# TASK INPUTS:

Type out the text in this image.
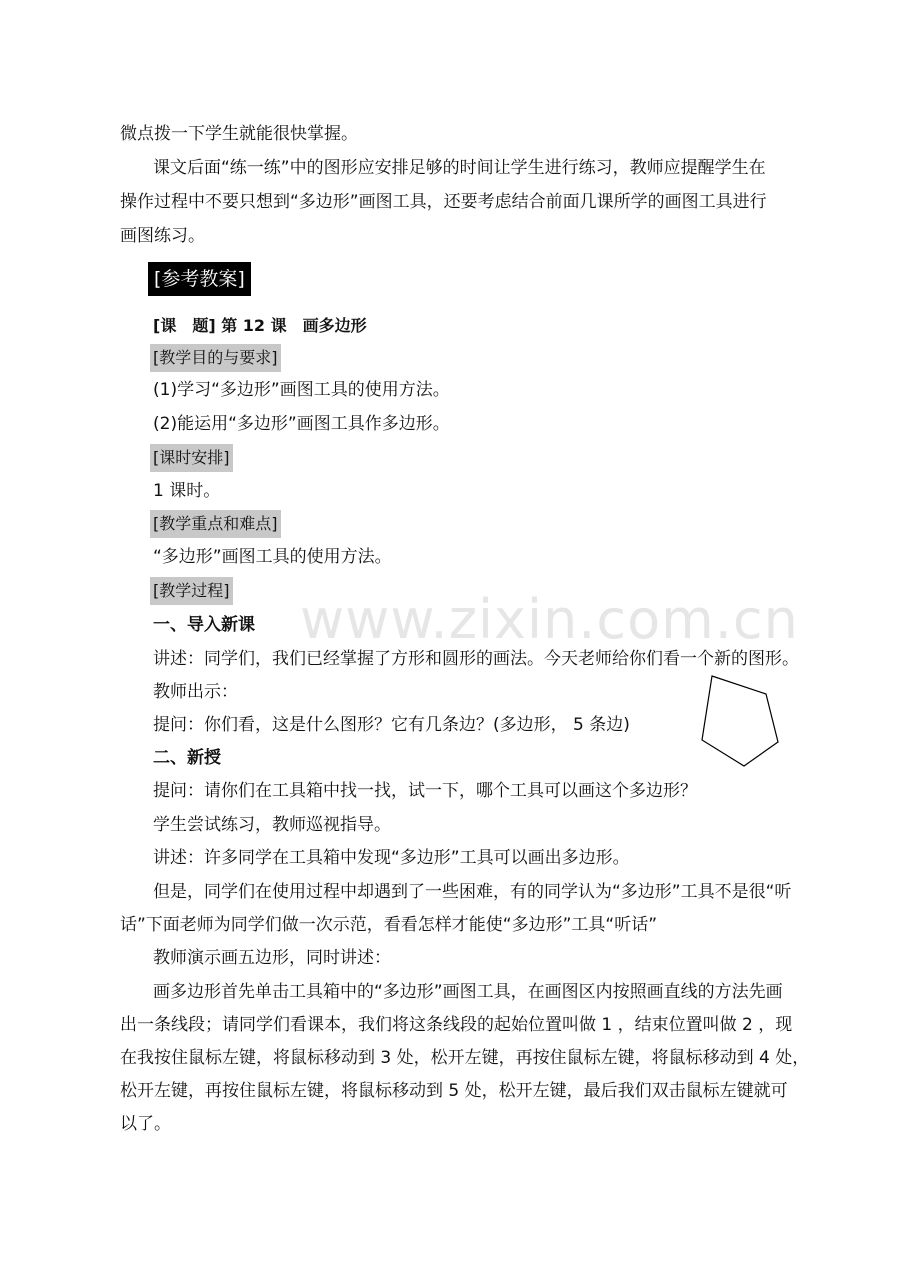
www.zixin.com.cn
微点拨一下学生就能很快掌握。
课文后面“练一练”中的图形应安排足够的时间让学生进行练习，教师应提醒学生在
操作过程中不要只想到“多边形”画图工具，还要考虑结合前面几课所学的画图工具进行
画图练习。
[参考教案]
[课　题] 第 12 课　画多边形
[教学目的与要求]
(1)学习“多边形”画图工具的使用方法。
(2)能运用“多边形”画图工具作多边形。
[课时安排]
1 课时。
[教学重点和难点]
“多边形”画图工具的使用方法。
[教学过程]
一、导入新课
讲述：同学们，我们已经掌握了方形和圆形的画法。今天老师给你们看一个新的图形。
教师出示：
提问：你们看，这是什么图形？它有几条边？(多边形， 5 条边)
二、新授
提问：请你们在工具箱中找一找，试一下，哪个工具可以画这个多边形？
学生尝试练习，教师巡视指导。
讲述：许多同学在工具箱中发现“多边形”工具可以画出多边形。
但是，同学们在使用过程中却遇到了一些困难，有的同学认为“多边形”工具不是很“听
话”下面老师为同学们做一次示范，看看怎样才能使“多边形”工具“听话”
教师演示画五边形，同时讲述：
画多边形首先单击工具箱中的“多边形”画图工具，在画图区内按照画直线的方法先画
出一条线段；请同学们看课本，我们将这条线段的起始位置叫做 1 ，结束位置叫做 2 ，现
在我按住鼠标左键，将鼠标移动到 3 处，松开左键，再按住鼠标左键，将鼠标移动到 4 处，
松开左键，再按住鼠标左键，将鼠标移动到 5 处，松开左键，最后我们双击鼠标左键就可
以了。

# YOUR INSTRUCTIONS:
Write the material out again exactly as it appears, dropping the pictures.

# EXERCISE ANSWER:
Type out the text in this image.
www.zixin.com.cn
微点拨一下学生就能很快掌握。
课文后面“练一练”中的图形应安排足够的时间让学生进行练习，教师应提醒学生在
操作过程中不要只想到“多边形”画图工具，还要考虑结合前面几课所学的画图工具进行
画图练习。
[参考教案]
[课　题] 第 12 课　画多边形
[教学目的与要求]
(1)学习“多边形”画图工具的使用方法。
(2)能运用“多边形”画图工具作多边形。
[课时安排]
1 课时。
[教学重点和难点]
“多边形”画图工具的使用方法。
[教学过程]
一、导入新课
讲述：同学们，我们已经掌握了方形和圆形的画法。今天老师给你们看一个新的图形。
教师出示：
提问：你们看，这是什么图形？它有几条边？(多边形， 5 条边)
二、新授
提问：请你们在工具箱中找一找，试一下，哪个工具可以画这个多边形？
学生尝试练习，教师巡视指导。
讲述：许多同学在工具箱中发现“多边形”工具可以画出多边形。
但是，同学们在使用过程中却遇到了一些困难，有的同学认为“多边形”工具不是很“听
话”下面老师为同学们做一次示范，看看怎样才能使“多边形”工具“听话”
教师演示画五边形，同时讲述：
画多边形首先单击工具箱中的“多边形”画图工具，在画图区内按照画直线的方法先画
出一条线段；请同学们看课本，我们将这条线段的起始位置叫做 1 ，结束位置叫做 2 ，现
在我按住鼠标左键，将鼠标移动到 3 处，松开左键，再按住鼠标左键，将鼠标移动到 4 处，
松开左键，再按住鼠标左键，将鼠标移动到 5 处，松开左键，最后我们双击鼠标左键就可
以了。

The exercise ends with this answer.